━━ DATA FOR THIS TASK ━━

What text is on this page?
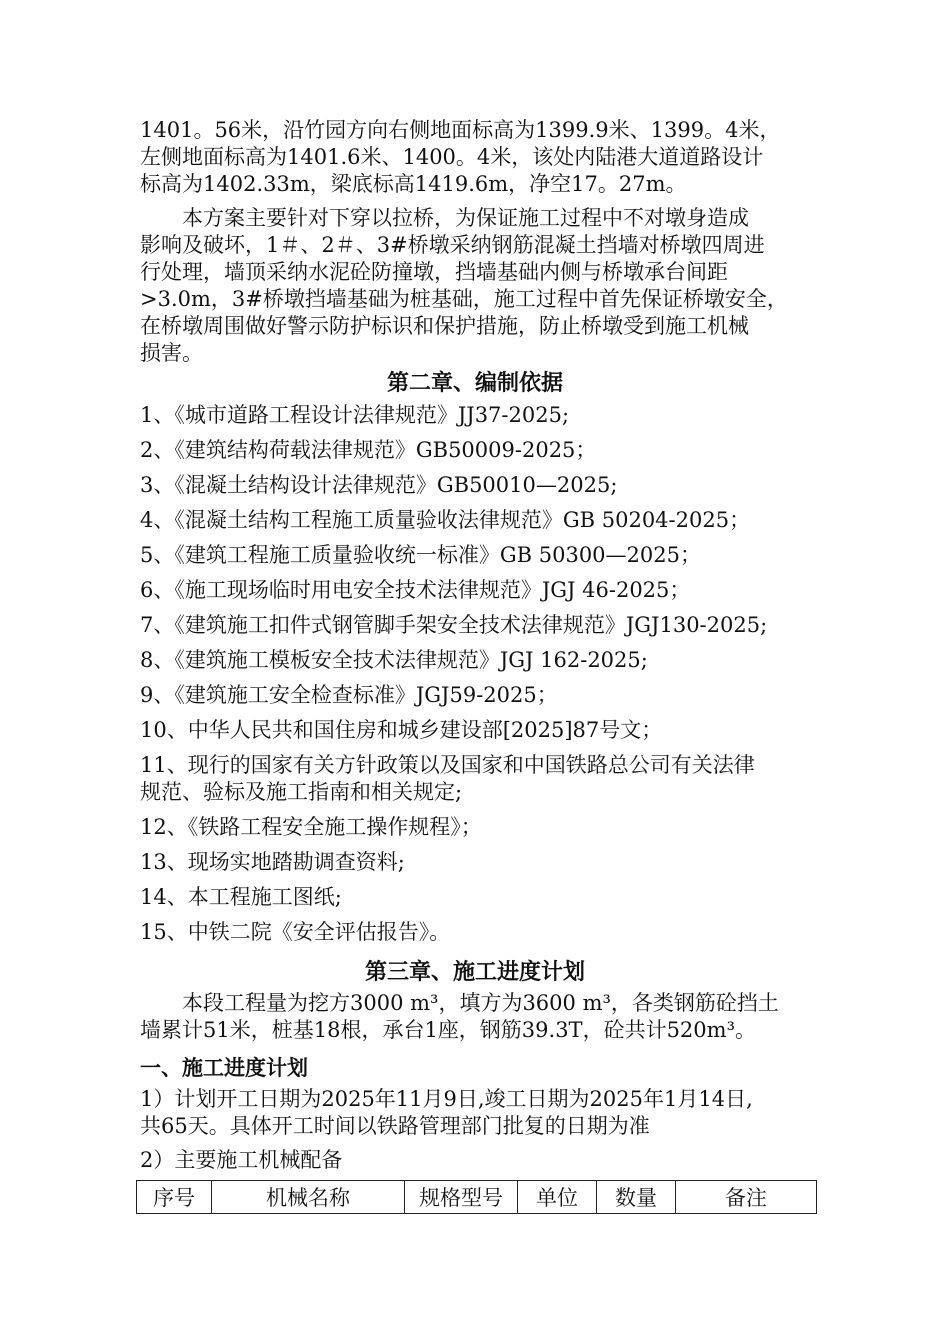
1401。56米，沿竹园方向右侧地面标高为1399.9米、1399。4米，
左侧地面标高为1401.6米、1400。4米，该处内陆港大道道路设计
标高为1402.33m，梁底标高1419.6m，净空17。27m。
本方案主要针对下穿以拉桥，为保证施工过程中不对墩身造成
影响及破坏，1＃、2＃、3#桥墩采纳钢筋混凝土挡墙对桥墩四周进
行处理，墙顶采纳水泥砼防撞墩，挡墙基础内侧与桥墩承台间距
>3.0m，3#桥墩挡墙基础为桩基础，施工过程中首先保证桥墩安全，
在桥墩周围做好警示防护标识和保护措施，防止桥墩受到施工机械
损害。
第二章、编制依据
1、《城市道路工程设计法律规范》JJ37-2025;
2、《建筑结构荷载法律规范》GB50009-2025；
3、《混凝土结构设计法律规范》GB50010—2025;
4、《混凝土结构工程施工质量验收法律规范》GB 50204-2025；
5、《建筑工程施工质量验收统一标准》GB 50300—2025；
6、《施工现场临时用电安全技术法律规范》JGJ 46-2025；
7、《建筑施工扣件式钢管脚手架安全技术法律规范》JGJ130-2025;
8、《建筑施工模板安全技术法律规范》JGJ 162-2025;
9、《建筑施工安全检查标准》JGJ59-2025；
10、中华人民共和国住房和城乡建设部[2025]87号文；
11、现行的国家有关方针政策以及国家和中国铁路总公司有关法律
规范、验标及施工指南和相关规定;
12、《铁路工程安全施工操作规程》；
13、现场实地踏勘调查资料;
14、本工程施工图纸;
15、中铁二院《安全评估报告》。
第三章、施工进度计划
本段工程量为挖方3000 m³，填方为3600 m³，各类钢筋砼挡土
墙累计51米，桩基18根，承台1座，钢筋39.3T，砼共计520m³。
一、施工进度计划
1）计划开工日期为2025年11月9日,竣工日期为2025年1月14日,
共65天。具体开工时间以铁路管理部门批复的日期为准
2）主要施工机械配备
序号	机械名称	规格型号	单位	数量	备注
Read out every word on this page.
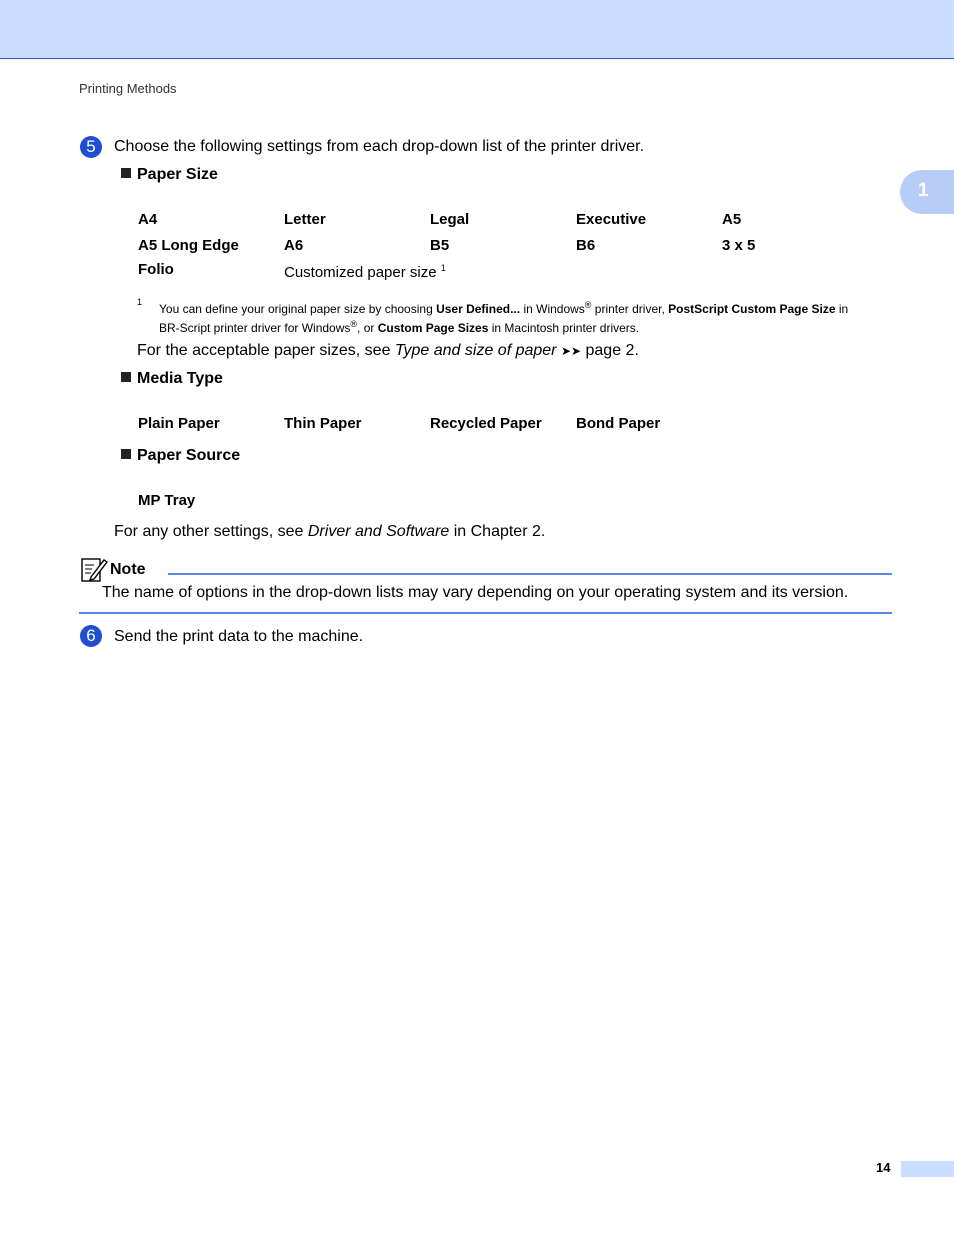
Printing Methods
1
5	Choose the following settings from each drop-down list of the printer driver.
Paper Size
A4	Letter	Legal	Executive	A5
A5 Long Edge	A6	B5	B6	3 x 5
Folio	Customized paper size $^1$
1 You can define your original paper size by choosing User Defined... in Windows® printer driver, PostScript Custom Page Size in
BR-Script printer driver for Windows®, or Custom Page Sizes in Macintosh printer drivers.
For the acceptable paper sizes, see Type and size of paper ➤➤ page 2.
Media Type
Plain Paper	Thin Paper	Recycled Paper Bond Paper
Paper Source
MP Tray
For any other settings, see Driver and Software in Chapter 2.
Note
The name of options in the drop-down lists may vary depending on your operating system and its version.
6	Send the print data to the machine.
14
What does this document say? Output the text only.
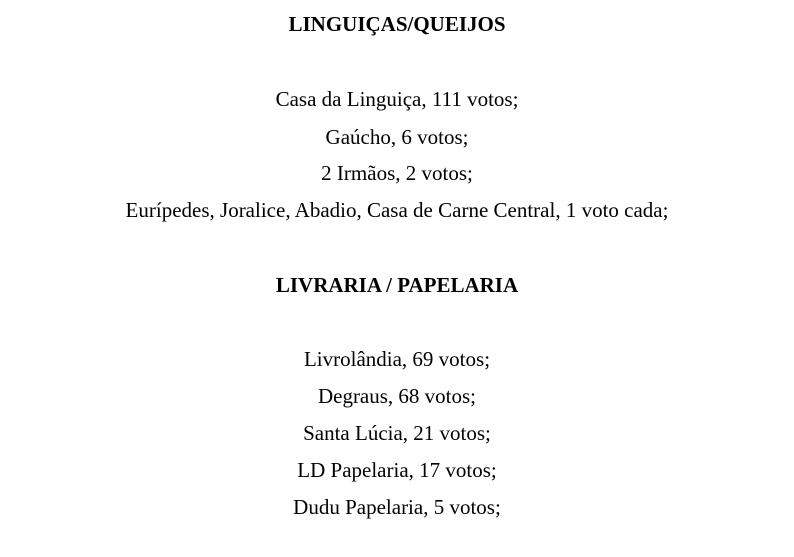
LINGUIÇAS/QUEIJOS

Casa da Linguiça, 111 votos;

Gaúcho, 6 votos;

2 Irmãos, 2 votos;

Eurípedes, Joralice, Abadio, Casa de Carne Central, 1 voto cada;

LIVRARIA / PAPELARIA

Livrolândia, 69 votos;

Degraus, 68 votos;

Santa Lúcia, 21 votos;

LD Papelaria, 17 votos;

Dudu Papelaria, 5 votos;
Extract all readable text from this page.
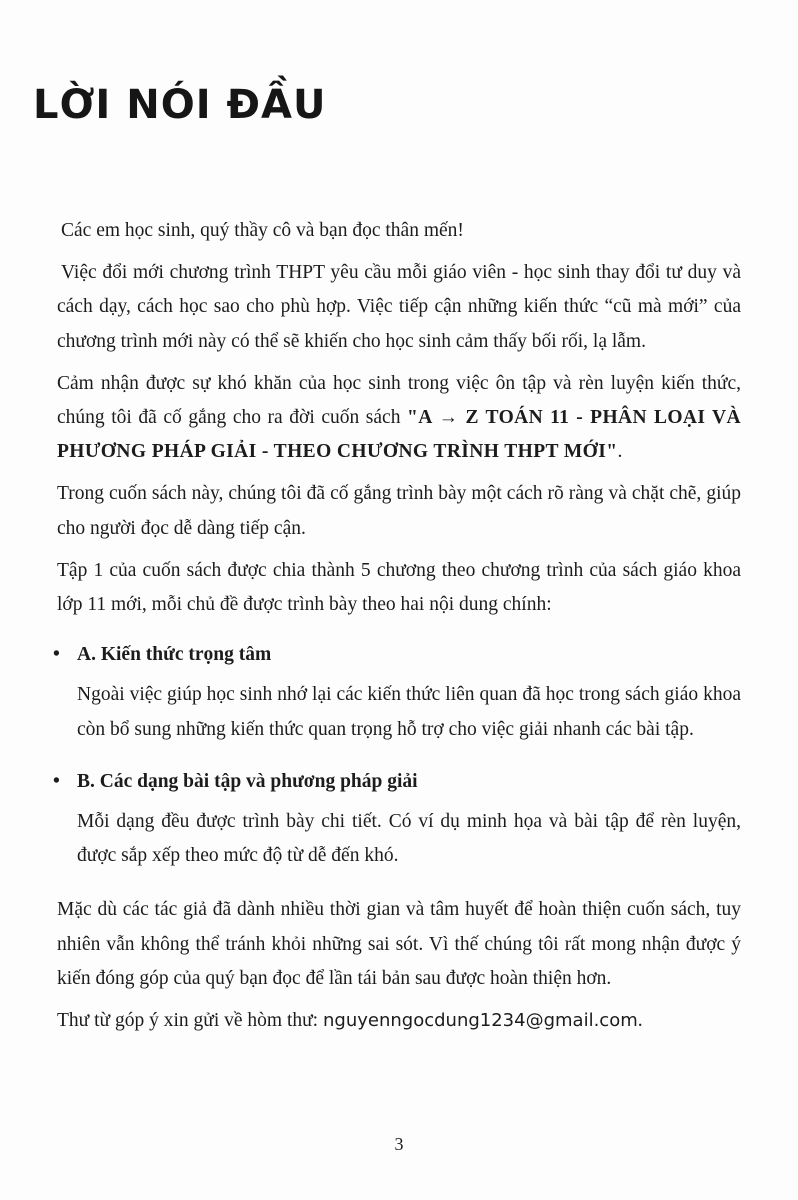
LỜI NÓI ĐẦU

Các em học sinh, quý thầy cô và bạn đọc thân mến!

Việc đổi mới chương trình THPT yêu cầu mỗi giáo viên - học sinh thay đổi tư duy và cách dạy, cách học sao cho phù hợp. Việc tiếp cận những kiến thức “cũ mà mới” của chương trình mới này có thể sẽ khiến cho học sinh cảm thấy bối rối, lạ lẫm.

Cảm nhận được sự khó khăn của học sinh trong việc ôn tập và rèn luyện kiến thức, chúng tôi đã cố gắng cho ra đời cuốn sách "A → Z TOÁN 11 - PHÂN LOẠI VÀ PHƯƠNG PHÁP GIẢI - THEO CHƯƠNG TRÌNH THPT MỚI".

Trong cuốn sách này, chúng tôi đã cố gắng trình bày một cách rõ ràng và chặt chẽ, giúp cho người đọc dễ dàng tiếp cận.

Tập 1 của cuốn sách được chia thành 5 chương theo chương trình của sách giáo khoa lớp 11 mới, mỗi chủ đề được trình bày theo hai nội dung chính:

• A. Kiến thức trọng tâm

Ngoài việc giúp học sinh nhớ lại các kiến thức liên quan đã học trong sách giáo khoa còn bổ sung những kiến thức quan trọng hỗ trợ cho việc giải nhanh các bài tập.

• B. Các dạng bài tập và phương pháp giải

Mỗi dạng đều được trình bày chi tiết. Có ví dụ minh họa và bài tập để rèn luyện, được sắp xếp theo mức độ từ dễ đến khó.

Mặc dù các tác giả đã dành nhiều thời gian và tâm huyết để hoàn thiện cuốn sách, tuy nhiên vẫn không thể tránh khỏi những sai sót. Vì thế chúng tôi rất mong nhận được ý kiến đóng góp của quý bạn đọc để lần tái bản sau được hoàn thiện hơn.

Thư từ góp ý xin gửi về hòm thư: nguyenngocdung1234@gmail.com.

3
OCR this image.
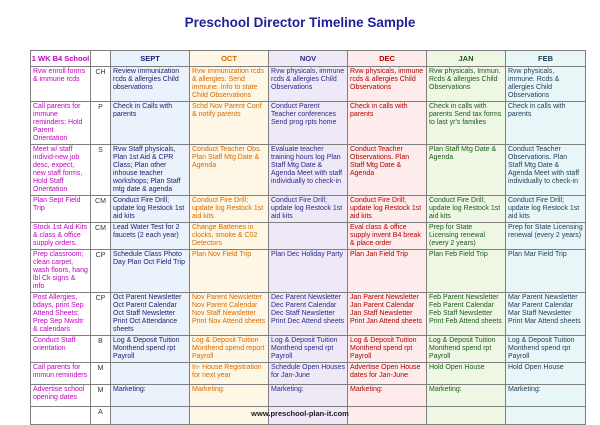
Preschool Director Timeline Sample
1 WK B4 School		SEPT	OCT	NOV	DEC	JAN	FEB
Rvw enroll forms & immune rcds	CH	Review immunization rcds & allergies Child observations	Rvw immunization rcds & allergies. Send immune. Info to state Child Observations	Rvw physicals, immune rcds & allergies Child Observations	Rvw physicals, immune rcds & allergies Child Observations	Rvw physicals, Immun. Rcds & allergies Child Observations	Rvw physicals, immune. Rcds & allergies Child Observations
Call parents for immune reminders; Hold Parent Orientation	P	Check in Calls with parents	Schd Nov Parent Conf & notify parents	Conduct Parent Teacher conferences Send prog rpts home	Check in calls with parents	Check in calls with parents Send tax forms to last yr's families	Check in calls with parents
Meet w/ staff individ-new job desc, expect, new staff forms, Hold Staff Orientation	S	Rvw Staff physicals, Plan 1st Aid & CPR Class; Plan other inhouse teacher workshops; Plan Staff mtg date & agenda	Conduct Teacher Obs. Plan Staff Mtg Date & Agenda	Evaluate teacher training hours log Plan Staff Mtg Date & Agenda Meet with staff individually to check-in	Conduct Teacher Observations. Plan Staff Mtg Date & Agenda	Plan Staff Mtg Date & Agenda	Conduct Teacher Observations. Plan Staff Mtg Date & Agenda Meet with staff individually to check-in
Plan Sept Field Trip	CM	Conduct Fire Drill; update log Restock 1st aid kits	Conduct Fire Drill; update log Restock 1st aid kits	Conduct Fire Drill; update log Restock 1st aid kits	Conduct Fire Drill; update log Restock 1st aid kits	Conduct Fire Drill; update log Restock 1st aid kits	Conduct Fire Drill; update log Restock 1st aid kits
Stock 1st Aid Kits & class & office supply orders.	CM	Lead Water Test for 2 faucets (2 each year)	Change Batteries in clocks, smoke & C02 Detectors		Eval class & office supply invent B4 break & place order	Prep for State Licensing renewal (every 2 years)	Prep for State Licensing renewal (every 2 years)
Prep classroom; clean carpet, wash floors, hang lbl Ck signs & info	CP	Schedule Class Photo Day Plan Oct Field Trip	Plan Nov Field Trip	Plan Dec Holiday Party	Plan Jan Field Trip	Plan Feb Field Trip	Plan Mar Field Trip
Post Allergies, bdays, print Sep Attend Sheets; Prep Sep Nwsltr & calendars	CP	Oct Parent Newsletter Oct Parent Calendar Oct Staff Newsletter Print Oct Attendance sheets	Nov Parent Newsletter Nov Parent Calendar Nov Staff Newsletter Print Nov Attend sheets	Dec Parent Newsletter Dec Parent Calendar Dec Staff Newsletter Print Dec Attend sheets	Jan Parent Newsletter Jan Parent Calendar Jan Staff Newsletter Print Jan Attend sheets	Feb Parent Newsletter Feb Parent Calendar Feb Staff Newsletter Print Feb Attend sheets	Mar Parent Newsletter Mar Parent Calendar Mar Staff Newsletter Print Mar Attend sheets
Conduct Staff orientation	B	Log & Deposit Tuition Monthend spend rpt Payroll	Log & Deposit Tuition Monthend spend report Payroll	Log & Deposit Tuition Monthend spend rpt Payroll	Log & Deposit Tuition Monthend spend rpt Payroll	Log & Deposit Tuition Monthend spend rpt Payroll	Log & Deposit Tuition Monthend spend rpt Payroll
Call parents for immun reminders	M		In- House Registration for next year	Schedule Open Houses for Jan-June	Advertise Open House dates for Jan-June	Hold Open House	Hold Open House
Advertise school opening dates	M	Marketing:	Marketing:	Marketing:	Marketing:	Marketing:	Marketing:
	A							www.preschool-plan-it.com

━━━

> GOAL:
Pull out every line of the entries that includes the word "Advertise".

> FINAL RESULT:
Call parents for immun reminders	M		In- House Registration for next year	Schedule Open Houses for Jan-June	Advertise Open House dates for Jan-June	Hold Open House	Hold Open House
Advertise school opening dates	M	Marketing:	Marketing:	Marketing:	Marketing:	Marketing:	Marketing:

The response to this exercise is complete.